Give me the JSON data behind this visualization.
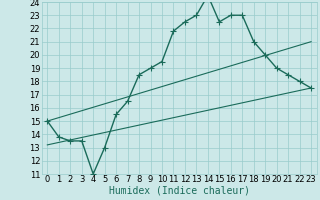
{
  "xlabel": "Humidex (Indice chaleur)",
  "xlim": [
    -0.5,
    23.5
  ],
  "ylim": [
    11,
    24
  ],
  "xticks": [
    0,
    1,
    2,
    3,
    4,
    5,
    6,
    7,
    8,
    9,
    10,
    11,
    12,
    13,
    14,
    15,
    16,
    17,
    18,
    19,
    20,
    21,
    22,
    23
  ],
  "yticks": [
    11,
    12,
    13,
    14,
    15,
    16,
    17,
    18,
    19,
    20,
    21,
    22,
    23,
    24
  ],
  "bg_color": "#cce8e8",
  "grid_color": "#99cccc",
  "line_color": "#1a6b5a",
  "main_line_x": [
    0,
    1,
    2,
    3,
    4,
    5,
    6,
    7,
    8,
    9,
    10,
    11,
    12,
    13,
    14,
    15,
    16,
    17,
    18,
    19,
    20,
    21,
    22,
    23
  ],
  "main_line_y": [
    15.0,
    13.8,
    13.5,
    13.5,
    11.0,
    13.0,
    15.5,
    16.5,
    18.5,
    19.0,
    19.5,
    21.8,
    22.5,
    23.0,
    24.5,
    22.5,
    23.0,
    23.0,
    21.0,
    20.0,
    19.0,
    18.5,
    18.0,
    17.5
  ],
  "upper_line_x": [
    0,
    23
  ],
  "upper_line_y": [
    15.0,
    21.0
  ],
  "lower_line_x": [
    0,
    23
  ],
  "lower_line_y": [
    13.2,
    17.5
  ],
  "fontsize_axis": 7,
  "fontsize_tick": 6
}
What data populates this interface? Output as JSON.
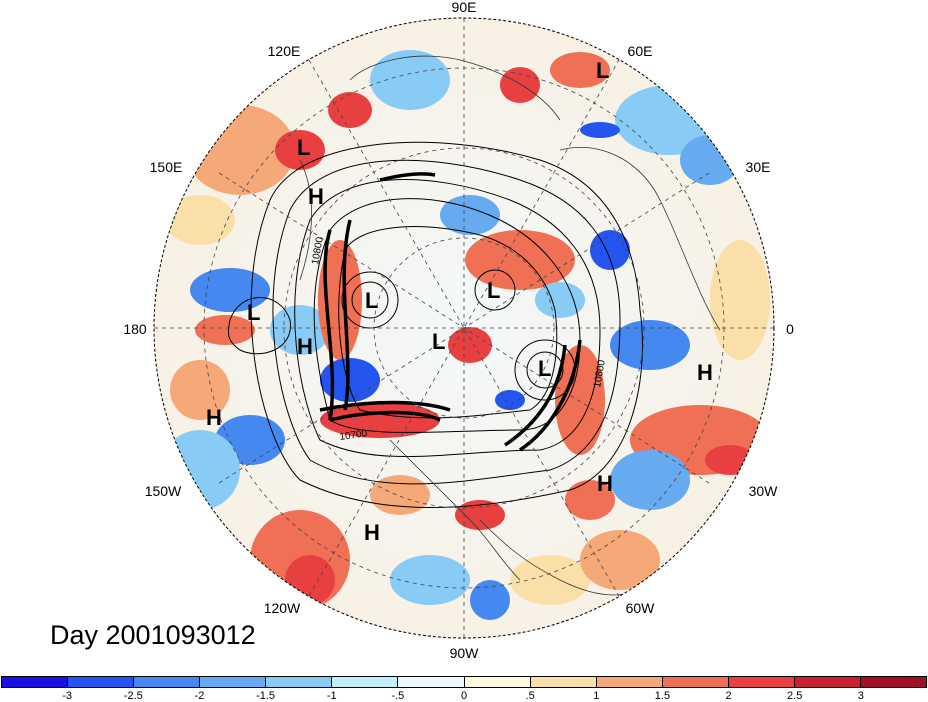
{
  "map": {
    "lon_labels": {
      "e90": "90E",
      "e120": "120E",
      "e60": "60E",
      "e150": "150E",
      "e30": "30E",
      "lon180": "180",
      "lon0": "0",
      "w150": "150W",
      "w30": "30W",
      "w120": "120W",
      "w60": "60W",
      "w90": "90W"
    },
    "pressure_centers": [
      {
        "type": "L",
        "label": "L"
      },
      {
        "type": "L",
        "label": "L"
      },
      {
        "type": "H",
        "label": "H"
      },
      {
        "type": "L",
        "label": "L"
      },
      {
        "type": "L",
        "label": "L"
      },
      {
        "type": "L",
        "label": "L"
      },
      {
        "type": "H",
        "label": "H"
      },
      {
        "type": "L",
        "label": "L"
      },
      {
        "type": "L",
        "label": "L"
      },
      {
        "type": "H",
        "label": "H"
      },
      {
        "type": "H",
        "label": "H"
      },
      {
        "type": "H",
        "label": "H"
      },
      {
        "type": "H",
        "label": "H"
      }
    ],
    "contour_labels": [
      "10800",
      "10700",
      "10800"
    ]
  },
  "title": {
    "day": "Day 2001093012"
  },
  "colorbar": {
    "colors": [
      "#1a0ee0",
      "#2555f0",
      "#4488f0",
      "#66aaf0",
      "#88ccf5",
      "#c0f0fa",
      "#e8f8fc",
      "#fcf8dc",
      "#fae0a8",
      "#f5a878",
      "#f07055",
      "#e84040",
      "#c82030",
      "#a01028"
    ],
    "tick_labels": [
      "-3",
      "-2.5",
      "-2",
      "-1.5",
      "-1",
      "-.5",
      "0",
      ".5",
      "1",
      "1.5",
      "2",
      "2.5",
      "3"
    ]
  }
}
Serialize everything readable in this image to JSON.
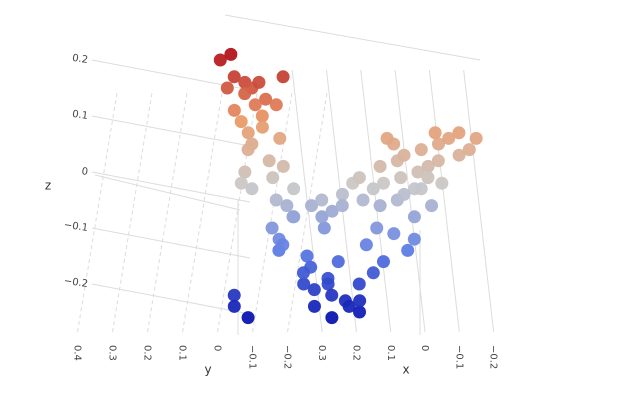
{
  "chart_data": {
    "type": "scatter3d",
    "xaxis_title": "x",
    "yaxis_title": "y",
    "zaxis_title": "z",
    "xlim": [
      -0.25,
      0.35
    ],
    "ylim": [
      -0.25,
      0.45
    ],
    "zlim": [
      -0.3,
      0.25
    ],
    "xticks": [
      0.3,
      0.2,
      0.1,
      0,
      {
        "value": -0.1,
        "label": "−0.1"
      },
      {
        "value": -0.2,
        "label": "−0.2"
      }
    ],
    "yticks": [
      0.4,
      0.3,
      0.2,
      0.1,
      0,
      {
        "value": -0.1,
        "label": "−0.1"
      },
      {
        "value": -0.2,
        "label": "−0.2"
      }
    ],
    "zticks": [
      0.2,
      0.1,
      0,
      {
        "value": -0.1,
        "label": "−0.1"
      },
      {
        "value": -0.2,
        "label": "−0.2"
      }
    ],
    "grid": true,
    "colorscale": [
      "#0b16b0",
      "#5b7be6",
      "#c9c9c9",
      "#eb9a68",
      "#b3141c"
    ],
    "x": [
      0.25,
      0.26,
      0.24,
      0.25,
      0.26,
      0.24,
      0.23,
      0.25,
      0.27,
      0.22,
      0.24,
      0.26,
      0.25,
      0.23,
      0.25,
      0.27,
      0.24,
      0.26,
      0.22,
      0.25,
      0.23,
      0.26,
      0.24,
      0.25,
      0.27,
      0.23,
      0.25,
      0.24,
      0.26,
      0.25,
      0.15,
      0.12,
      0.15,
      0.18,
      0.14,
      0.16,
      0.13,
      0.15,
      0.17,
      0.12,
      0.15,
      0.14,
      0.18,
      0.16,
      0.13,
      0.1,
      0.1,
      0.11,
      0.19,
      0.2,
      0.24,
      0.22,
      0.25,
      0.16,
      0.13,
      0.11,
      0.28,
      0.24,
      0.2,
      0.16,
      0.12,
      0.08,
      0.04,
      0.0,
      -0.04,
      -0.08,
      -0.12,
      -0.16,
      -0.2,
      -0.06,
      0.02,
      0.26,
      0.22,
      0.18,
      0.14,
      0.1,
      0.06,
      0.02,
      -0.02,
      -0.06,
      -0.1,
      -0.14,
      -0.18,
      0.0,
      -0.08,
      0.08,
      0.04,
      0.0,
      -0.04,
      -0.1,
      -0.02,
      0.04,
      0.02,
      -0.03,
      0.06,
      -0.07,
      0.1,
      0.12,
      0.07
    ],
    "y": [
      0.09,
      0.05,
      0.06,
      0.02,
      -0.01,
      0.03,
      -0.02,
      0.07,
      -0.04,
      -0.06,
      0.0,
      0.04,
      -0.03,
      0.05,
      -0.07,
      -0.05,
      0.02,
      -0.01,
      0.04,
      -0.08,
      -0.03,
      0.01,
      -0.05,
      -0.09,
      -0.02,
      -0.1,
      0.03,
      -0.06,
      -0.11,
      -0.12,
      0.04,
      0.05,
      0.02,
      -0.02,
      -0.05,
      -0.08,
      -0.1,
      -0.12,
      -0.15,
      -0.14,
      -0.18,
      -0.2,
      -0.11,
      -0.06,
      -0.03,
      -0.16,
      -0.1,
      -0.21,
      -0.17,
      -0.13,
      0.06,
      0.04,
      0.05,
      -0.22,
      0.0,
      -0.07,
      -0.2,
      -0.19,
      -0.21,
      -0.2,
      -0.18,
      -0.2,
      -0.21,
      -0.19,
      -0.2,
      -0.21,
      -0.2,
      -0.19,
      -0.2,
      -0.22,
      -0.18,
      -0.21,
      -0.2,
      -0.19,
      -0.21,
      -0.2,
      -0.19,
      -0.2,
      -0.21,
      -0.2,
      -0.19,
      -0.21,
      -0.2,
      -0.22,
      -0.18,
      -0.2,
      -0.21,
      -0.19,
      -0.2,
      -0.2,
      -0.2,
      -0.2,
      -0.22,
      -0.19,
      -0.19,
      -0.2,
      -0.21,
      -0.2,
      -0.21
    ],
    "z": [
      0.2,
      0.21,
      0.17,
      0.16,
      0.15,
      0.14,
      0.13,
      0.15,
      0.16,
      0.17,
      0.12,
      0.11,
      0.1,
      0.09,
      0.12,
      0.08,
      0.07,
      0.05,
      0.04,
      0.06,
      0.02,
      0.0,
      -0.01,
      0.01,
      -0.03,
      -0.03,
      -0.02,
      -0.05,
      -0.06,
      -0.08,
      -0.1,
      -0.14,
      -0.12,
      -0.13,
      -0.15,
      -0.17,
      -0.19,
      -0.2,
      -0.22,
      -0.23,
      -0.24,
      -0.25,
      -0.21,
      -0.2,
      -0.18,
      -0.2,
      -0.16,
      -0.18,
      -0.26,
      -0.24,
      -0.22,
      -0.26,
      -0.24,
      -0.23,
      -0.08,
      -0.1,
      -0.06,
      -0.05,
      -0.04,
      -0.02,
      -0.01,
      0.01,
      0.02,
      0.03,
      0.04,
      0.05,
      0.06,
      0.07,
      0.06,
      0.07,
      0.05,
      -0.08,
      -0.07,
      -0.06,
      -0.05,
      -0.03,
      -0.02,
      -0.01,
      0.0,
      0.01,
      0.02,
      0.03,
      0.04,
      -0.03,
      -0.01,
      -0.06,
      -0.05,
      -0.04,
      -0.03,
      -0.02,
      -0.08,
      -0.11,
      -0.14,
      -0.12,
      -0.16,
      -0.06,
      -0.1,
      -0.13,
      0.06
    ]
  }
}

§ PROMPT: Determine how many lines in the listing above hold the string "this", then write only the number.

§ RESULT: 3